=== Prompt ===
Return each line of the records holding the string "JSON".

— start of Source data —

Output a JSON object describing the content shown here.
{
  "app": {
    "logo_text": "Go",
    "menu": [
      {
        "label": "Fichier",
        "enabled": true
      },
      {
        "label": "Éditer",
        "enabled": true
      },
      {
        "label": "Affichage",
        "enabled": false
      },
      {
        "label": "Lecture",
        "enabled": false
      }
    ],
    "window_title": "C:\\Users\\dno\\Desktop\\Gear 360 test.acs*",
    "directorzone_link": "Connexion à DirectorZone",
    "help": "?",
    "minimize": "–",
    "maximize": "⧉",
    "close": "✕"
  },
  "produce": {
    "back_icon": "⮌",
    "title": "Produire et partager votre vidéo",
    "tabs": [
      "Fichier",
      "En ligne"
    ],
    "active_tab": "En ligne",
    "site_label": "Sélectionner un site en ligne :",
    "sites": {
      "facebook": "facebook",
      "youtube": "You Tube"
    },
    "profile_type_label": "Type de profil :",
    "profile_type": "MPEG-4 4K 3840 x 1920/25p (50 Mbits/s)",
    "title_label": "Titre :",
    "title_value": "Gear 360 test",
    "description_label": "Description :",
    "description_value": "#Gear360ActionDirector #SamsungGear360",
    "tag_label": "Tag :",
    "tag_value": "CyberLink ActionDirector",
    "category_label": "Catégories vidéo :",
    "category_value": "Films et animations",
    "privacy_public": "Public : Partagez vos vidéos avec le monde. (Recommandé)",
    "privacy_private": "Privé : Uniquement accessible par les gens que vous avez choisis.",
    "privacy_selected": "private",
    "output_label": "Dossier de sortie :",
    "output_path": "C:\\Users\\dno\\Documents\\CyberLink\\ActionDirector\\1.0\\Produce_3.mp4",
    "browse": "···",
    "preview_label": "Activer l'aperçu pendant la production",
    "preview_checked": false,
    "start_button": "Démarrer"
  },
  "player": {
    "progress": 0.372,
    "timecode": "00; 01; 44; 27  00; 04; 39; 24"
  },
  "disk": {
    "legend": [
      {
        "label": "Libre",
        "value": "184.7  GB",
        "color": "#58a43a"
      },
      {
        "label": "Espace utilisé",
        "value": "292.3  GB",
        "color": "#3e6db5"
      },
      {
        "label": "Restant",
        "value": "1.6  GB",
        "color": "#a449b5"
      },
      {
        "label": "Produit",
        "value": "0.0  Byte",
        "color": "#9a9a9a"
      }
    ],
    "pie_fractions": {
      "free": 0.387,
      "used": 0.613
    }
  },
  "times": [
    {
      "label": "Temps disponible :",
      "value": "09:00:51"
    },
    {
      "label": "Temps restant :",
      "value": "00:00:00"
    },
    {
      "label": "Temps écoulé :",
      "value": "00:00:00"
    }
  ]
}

— end of Source data —
— start of Source data —

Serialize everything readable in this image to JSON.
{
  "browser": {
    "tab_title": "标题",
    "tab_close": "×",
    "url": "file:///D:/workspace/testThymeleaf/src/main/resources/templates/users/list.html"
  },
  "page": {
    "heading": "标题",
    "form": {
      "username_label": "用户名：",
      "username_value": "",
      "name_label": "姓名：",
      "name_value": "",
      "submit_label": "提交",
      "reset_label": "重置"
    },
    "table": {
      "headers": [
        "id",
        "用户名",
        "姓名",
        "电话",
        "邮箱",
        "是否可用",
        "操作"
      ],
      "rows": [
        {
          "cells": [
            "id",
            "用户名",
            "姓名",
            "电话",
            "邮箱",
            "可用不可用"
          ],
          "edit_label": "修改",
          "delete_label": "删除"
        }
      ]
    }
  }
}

— end of Source data —

=== Result ===
Output a JSON object describing the content shown here.
Serialize everything readable in this image to JSON.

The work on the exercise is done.